Supplied material:
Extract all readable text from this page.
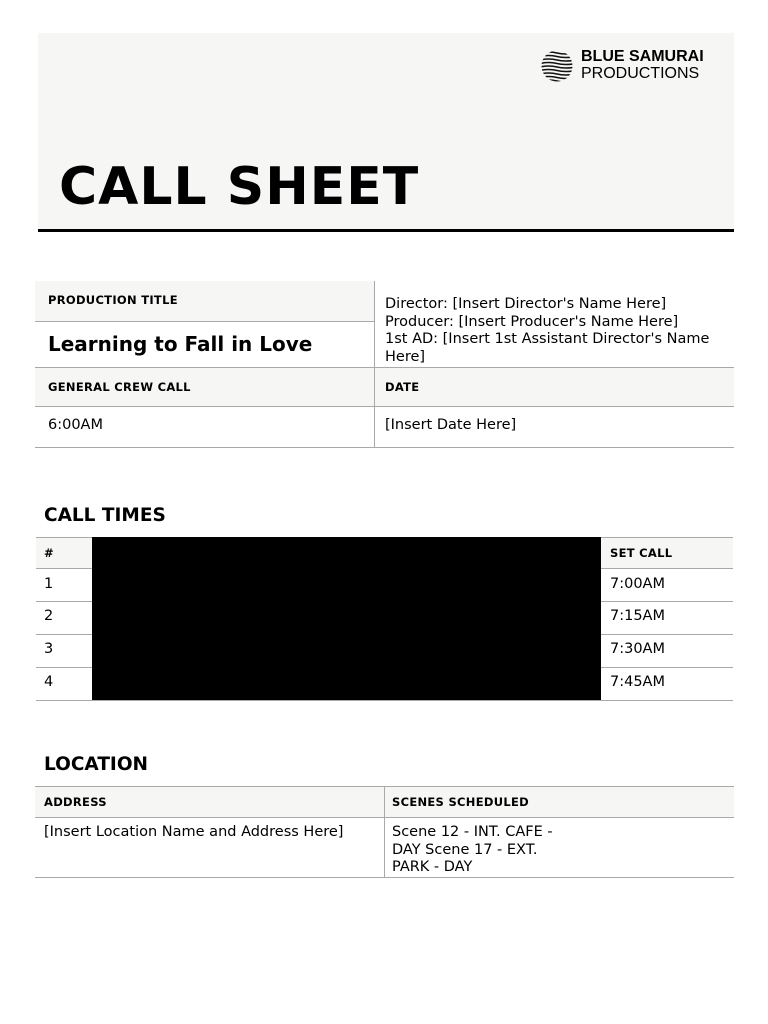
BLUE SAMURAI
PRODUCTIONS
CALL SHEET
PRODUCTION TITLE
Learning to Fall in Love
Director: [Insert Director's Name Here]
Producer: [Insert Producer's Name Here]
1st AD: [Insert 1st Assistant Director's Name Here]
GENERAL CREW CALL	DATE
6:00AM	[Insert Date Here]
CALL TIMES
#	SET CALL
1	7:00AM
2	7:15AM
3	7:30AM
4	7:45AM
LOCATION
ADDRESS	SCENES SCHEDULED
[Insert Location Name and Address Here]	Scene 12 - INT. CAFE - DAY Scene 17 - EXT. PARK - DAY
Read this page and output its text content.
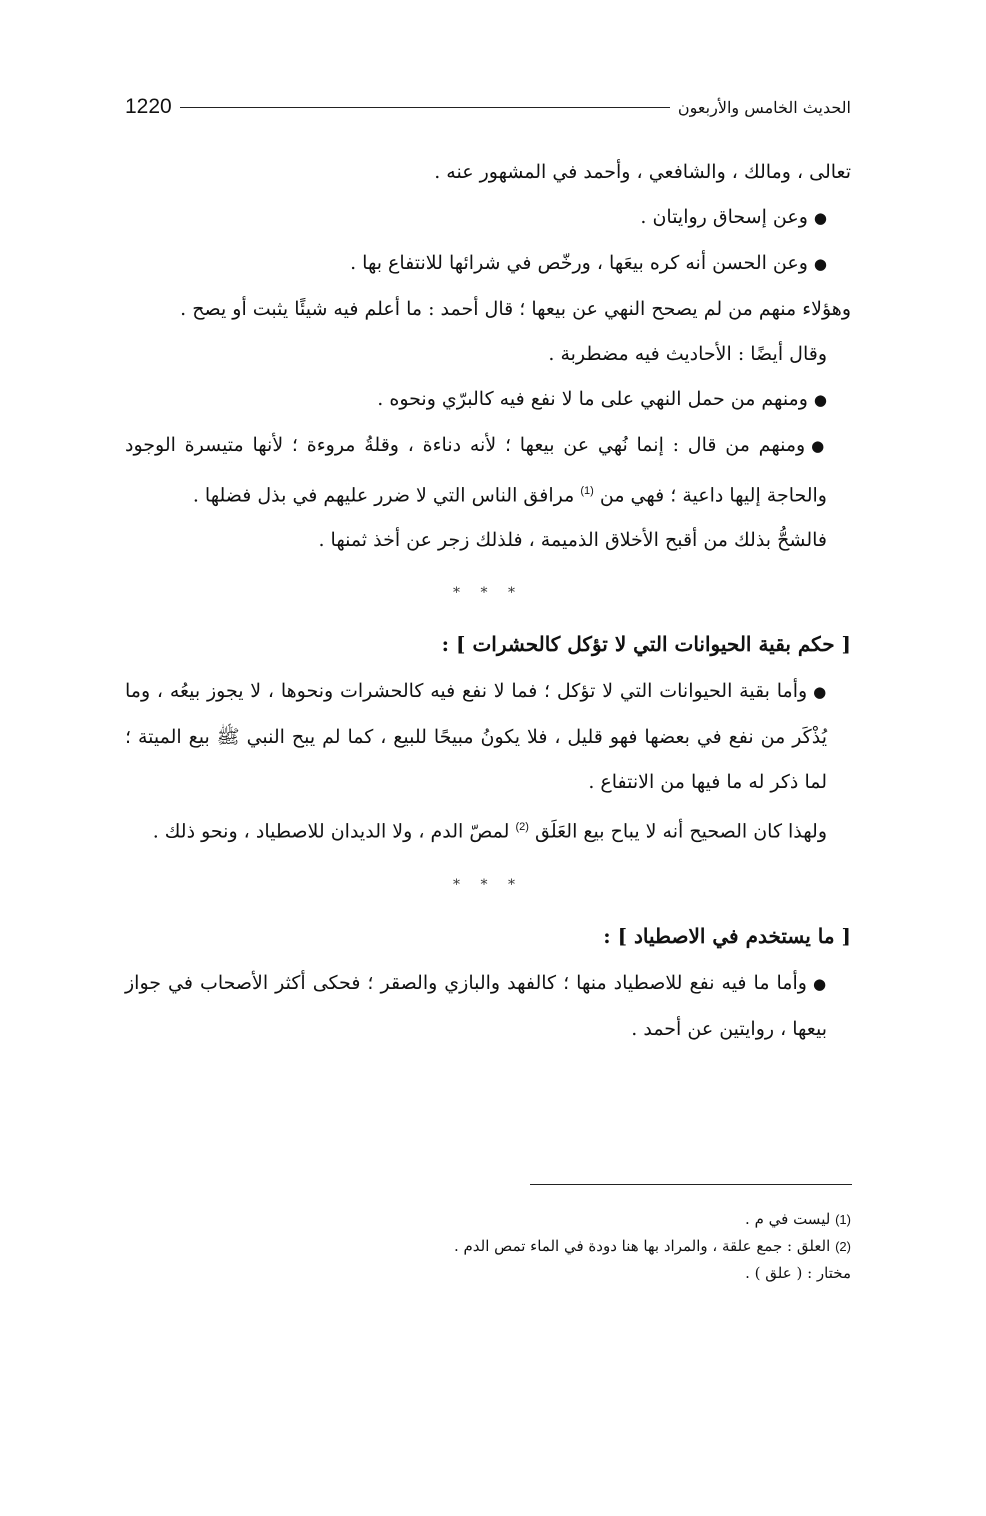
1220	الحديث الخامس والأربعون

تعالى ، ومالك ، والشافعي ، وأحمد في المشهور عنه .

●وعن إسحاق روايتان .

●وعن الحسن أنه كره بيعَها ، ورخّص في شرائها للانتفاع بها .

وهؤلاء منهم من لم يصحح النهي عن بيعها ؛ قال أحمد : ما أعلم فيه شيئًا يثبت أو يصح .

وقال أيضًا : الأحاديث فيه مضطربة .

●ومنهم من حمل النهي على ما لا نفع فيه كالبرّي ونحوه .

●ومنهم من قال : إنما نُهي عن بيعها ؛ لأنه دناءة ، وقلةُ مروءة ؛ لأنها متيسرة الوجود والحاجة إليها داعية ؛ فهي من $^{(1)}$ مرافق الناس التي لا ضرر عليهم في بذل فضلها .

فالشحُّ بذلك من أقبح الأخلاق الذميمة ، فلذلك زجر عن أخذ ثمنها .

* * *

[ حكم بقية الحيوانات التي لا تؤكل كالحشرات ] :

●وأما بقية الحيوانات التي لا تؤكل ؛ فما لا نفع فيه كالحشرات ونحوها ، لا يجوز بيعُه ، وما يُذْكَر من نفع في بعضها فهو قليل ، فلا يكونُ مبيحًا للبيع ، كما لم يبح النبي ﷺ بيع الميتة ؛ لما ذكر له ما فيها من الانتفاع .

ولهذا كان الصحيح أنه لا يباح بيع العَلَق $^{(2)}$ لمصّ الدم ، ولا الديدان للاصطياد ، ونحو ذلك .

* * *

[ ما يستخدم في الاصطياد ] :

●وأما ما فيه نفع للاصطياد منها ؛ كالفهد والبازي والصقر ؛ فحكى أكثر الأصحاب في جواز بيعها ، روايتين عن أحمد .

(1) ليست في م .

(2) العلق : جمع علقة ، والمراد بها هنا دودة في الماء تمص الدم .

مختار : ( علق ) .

What is needed: Transcribe every entry above exactly. Omit all pictures.

The solution:
Extract all readable text from this page.
BLUE SAMURAI
PRODUCTIONS
CALL SHEET
PRODUCTION TITLE
Learning to Fall in Love
Director: [Insert Director's Name Here]
Producer: [Insert Producer's Name Here]
1st AD: [Insert 1st Assistant Director's Name Here]
GENERAL CREW CALL	DATE
6:00AM	[Insert Date Here]
CALL TIMES
#	SET CALL
1	7:00AM
2	7:15AM
3	7:30AM
4	7:45AM
LOCATION
ADDRESS	SCENES SCHEDULED
[Insert Location Name and Address Here]	Scene 12 - INT. CAFE - DAY Scene 17 - EXT. PARK - DAY
Read this page and output its text content.
1220	الحديث الخامس والأربعون

تعالى ، ومالك ، والشافعي ، وأحمد في المشهور عنه .

●وعن إسحاق روايتان .

●وعن الحسن أنه كره بيعَها ، ورخّص في شرائها للانتفاع بها .

وهؤلاء منهم من لم يصحح النهي عن بيعها ؛ قال أحمد : ما أعلم فيه شيئًا يثبت أو يصح .

وقال أيضًا : الأحاديث فيه مضطربة .

●ومنهم من حمل النهي على ما لا نفع فيه كالبرّي ونحوه .

●ومنهم من قال : إنما نُهي عن بيعها ؛ لأنه دناءة ، وقلةُ مروءة ؛ لأنها متيسرة الوجود والحاجة إليها داعية ؛ فهي من $^{(1)}$ مرافق الناس التي لا ضرر عليهم في بذل فضلها .

فالشحُّ بذلك من أقبح الأخلاق الذميمة ، فلذلك زجر عن أخذ ثمنها .

* * *

[ حكم بقية الحيوانات التي لا تؤكل كالحشرات ] :

●وأما بقية الحيوانات التي لا تؤكل ؛ فما لا نفع فيه كالحشرات ونحوها ، لا يجوز بيعُه ، وما يُذْكَر من نفع في بعضها فهو قليل ، فلا يكونُ مبيحًا للبيع ، كما لم يبح النبي ﷺ بيع الميتة ؛ لما ذكر له ما فيها من الانتفاع .

ولهذا كان الصحيح أنه لا يباح بيع العَلَق $^{(2)}$ لمصّ الدم ، ولا الديدان للاصطياد ، ونحو ذلك .

* * *

[ ما يستخدم في الاصطياد ] :

●وأما ما فيه نفع للاصطياد منها ؛ كالفهد والبازي والصقر ؛ فحكى أكثر الأصحاب في جواز بيعها ، روايتين عن أحمد .

(1) ليست في م .

(2) العلق : جمع علقة ، والمراد بها هنا دودة في الماء تمص الدم .

مختار : ( علق ) .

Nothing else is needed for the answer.